## STATED EXERCISE
Each record is to be printed again precisely as it reads.
────────────────────
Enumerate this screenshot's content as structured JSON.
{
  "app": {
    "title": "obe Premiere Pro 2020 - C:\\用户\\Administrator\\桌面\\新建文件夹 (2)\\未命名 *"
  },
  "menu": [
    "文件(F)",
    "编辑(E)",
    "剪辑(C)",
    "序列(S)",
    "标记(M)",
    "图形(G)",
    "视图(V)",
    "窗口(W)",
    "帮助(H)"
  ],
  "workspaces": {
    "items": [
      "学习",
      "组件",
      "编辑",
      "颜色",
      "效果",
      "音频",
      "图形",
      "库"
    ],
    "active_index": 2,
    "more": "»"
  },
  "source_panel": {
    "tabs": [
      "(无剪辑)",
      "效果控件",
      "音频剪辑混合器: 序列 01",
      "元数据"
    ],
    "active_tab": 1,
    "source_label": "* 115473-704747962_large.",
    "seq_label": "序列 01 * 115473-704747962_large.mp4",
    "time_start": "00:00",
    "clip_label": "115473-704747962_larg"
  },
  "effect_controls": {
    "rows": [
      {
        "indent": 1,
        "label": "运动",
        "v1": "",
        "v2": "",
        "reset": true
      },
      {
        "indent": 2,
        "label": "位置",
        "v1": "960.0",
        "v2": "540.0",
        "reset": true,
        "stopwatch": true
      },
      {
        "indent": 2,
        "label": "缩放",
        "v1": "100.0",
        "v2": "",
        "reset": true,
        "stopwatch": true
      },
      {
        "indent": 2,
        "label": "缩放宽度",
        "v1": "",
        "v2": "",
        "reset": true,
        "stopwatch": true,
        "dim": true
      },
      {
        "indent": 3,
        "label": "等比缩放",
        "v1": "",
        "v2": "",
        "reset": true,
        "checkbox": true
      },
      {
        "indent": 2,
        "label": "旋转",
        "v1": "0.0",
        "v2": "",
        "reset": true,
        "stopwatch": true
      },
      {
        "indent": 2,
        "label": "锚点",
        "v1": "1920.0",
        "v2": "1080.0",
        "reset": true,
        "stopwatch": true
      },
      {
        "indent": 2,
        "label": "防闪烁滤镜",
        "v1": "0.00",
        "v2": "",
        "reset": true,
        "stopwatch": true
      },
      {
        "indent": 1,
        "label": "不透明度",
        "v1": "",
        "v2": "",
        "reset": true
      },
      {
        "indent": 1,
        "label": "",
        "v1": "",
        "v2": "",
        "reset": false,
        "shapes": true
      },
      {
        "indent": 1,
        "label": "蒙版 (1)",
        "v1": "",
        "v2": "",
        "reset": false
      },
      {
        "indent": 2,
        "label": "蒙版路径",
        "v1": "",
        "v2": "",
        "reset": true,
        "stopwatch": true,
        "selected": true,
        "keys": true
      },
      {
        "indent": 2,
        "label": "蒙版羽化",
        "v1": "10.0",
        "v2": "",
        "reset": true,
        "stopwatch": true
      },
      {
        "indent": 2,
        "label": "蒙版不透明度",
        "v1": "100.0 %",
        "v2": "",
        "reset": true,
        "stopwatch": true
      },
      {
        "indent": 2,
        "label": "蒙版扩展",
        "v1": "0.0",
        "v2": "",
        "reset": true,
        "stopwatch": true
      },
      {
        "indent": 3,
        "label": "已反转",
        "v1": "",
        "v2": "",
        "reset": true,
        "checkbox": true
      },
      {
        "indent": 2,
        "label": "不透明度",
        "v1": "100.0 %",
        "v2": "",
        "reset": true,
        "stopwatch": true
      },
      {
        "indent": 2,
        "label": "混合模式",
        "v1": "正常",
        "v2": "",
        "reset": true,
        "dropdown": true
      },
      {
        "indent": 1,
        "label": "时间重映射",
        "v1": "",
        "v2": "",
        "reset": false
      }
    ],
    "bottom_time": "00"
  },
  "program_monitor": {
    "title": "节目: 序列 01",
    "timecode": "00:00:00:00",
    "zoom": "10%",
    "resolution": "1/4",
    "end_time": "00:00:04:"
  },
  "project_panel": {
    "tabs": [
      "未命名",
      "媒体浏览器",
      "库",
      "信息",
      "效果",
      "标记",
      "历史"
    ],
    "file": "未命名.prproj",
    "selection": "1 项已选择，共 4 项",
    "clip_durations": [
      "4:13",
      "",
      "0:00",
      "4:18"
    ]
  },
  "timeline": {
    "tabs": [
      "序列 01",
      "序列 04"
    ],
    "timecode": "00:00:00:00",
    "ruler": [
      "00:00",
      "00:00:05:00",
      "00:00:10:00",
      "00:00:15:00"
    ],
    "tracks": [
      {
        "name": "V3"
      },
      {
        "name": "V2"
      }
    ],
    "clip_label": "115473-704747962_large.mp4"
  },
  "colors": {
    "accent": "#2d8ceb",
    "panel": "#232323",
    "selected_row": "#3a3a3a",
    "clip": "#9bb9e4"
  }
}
────────────────────
## TASK SOLUTION
Enumerate this screenshot's content as structured JSON.
{
  "app": {
    "title": "obe Premiere Pro 2020 - C:\\用户\\Administrator\\桌面\\新建文件夹 (2)\\未命名 *"
  },
  "menu": [
    "文件(F)",
    "编辑(E)",
    "剪辑(C)",
    "序列(S)",
    "标记(M)",
    "图形(G)",
    "视图(V)",
    "窗口(W)",
    "帮助(H)"
  ],
  "workspaces": {
    "items": [
      "学习",
      "组件",
      "编辑",
      "颜色",
      "效果",
      "音频",
      "图形",
      "库"
    ],
    "active_index": 2,
    "more": "»"
  },
  "source_panel": {
    "tabs": [
      "(无剪辑)",
      "效果控件",
      "音频剪辑混合器: 序列 01",
      "元数据"
    ],
    "active_tab": 1,
    "source_label": "* 115473-704747962_large.",
    "seq_label": "序列 01 * 115473-704747962_large.mp4",
    "time_start": "00:00",
    "clip_label": "115473-704747962_larg"
  },
  "effect_controls": {
    "rows": [
      {
        "indent": 1,
        "label": "运动",
        "v1": "",
        "v2": "",
        "reset": true
      },
      {
        "indent": 2,
        "label": "位置",
        "v1": "960.0",
        "v2": "540.0",
        "reset": true,
        "stopwatch": true
      },
      {
        "indent": 2,
        "label": "缩放",
        "v1": "100.0",
        "v2": "",
        "reset": true,
        "stopwatch": true
      },
      {
        "indent": 2,
        "label": "缩放宽度",
        "v1": "",
        "v2": "",
        "reset": true,
        "stopwatch": true,
        "dim": true
      },
      {
        "indent": 3,
        "label": "等比缩放",
        "v1": "",
        "v2": "",
        "reset": true,
        "checkbox": true
      },
      {
        "indent": 2,
        "label": "旋转",
        "v1": "0.0",
        "v2": "",
        "reset": true,
        "stopwatch": true
      },
      {
        "indent": 2,
        "label": "锚点",
        "v1": "1920.0",
        "v2": "1080.0",
        "reset": true,
        "stopwatch": true
      },
      {
        "indent": 2,
        "label": "防闪烁滤镜",
        "v1": "0.00",
        "v2": "",
        "reset": true,
        "stopwatch": true
      },
      {
        "indent": 1,
        "label": "不透明度",
        "v1": "",
        "v2": "",
        "reset": true
      },
      {
        "indent": 1,
        "label": "",
        "v1": "",
        "v2": "",
        "reset": false,
        "shapes": true
      },
      {
        "indent": 1,
        "label": "蒙版 (1)",
        "v1": "",
        "v2": "",
        "reset": false
      },
      {
        "indent": 2,
        "label": "蒙版路径",
        "v1": "",
        "v2": "",
        "reset": true,
        "stopwatch": true,
        "selected": true,
        "keys": true
      },
      {
        "indent": 2,
        "label": "蒙版羽化",
        "v1": "10.0",
        "v2": "",
        "reset": true,
        "stopwatch": true
      },
      {
        "indent": 2,
        "label": "蒙版不透明度",
        "v1": "100.0 %",
        "v2": "",
        "reset": true,
        "stopwatch": true
      },
      {
        "indent": 2,
        "label": "蒙版扩展",
        "v1": "0.0",
        "v2": "",
        "reset": true,
        "stopwatch": true
      },
      {
        "indent": 3,
        "label": "已反转",
        "v1": "",
        "v2": "",
        "reset": true,
        "checkbox": true
      },
      {
        "indent": 2,
        "label": "不透明度",
        "v1": "100.0 %",
        "v2": "",
        "reset": true,
        "stopwatch": true
      },
      {
        "indent": 2,
        "label": "混合模式",
        "v1": "正常",
        "v2": "",
        "reset": true,
        "dropdown": true
      },
      {
        "indent": 1,
        "label": "时间重映射",
        "v1": "",
        "v2": "",
        "reset": false
      }
    ],
    "bottom_time": "00"
  },
  "program_monitor": {
    "title": "节目: 序列 01",
    "timecode": "00:00:00:00",
    "zoom": "10%",
    "resolution": "1/4",
    "end_time": "00:00:04:"
  },
  "project_panel": {
    "tabs": [
      "未命名",
      "媒体浏览器",
      "库",
      "信息",
      "效果",
      "标记",
      "历史"
    ],
    "file": "未命名.prproj",
    "selection": "1 项已选择，共 4 项",
    "clip_durations": [
      "4:13",
      "",
      "0:00",
      "4:18"
    ]
  },
  "timeline": {
    "tabs": [
      "序列 01",
      "序列 04"
    ],
    "timecode": "00:00:00:00",
    "ruler": [
      "00:00",
      "00:00:05:00",
      "00:00:10:00",
      "00:00:15:00"
    ],
    "tracks": [
      {
        "name": "V3"
      },
      {
        "name": "V2"
      }
    ],
    "clip_label": "115473-704747962_large.mp4"
  },
  "colors": {
    "accent": "#2d8ceb",
    "panel": "#232323",
    "selected_row": "#3a3a3a",
    "clip": "#9bb9e4"
  }
}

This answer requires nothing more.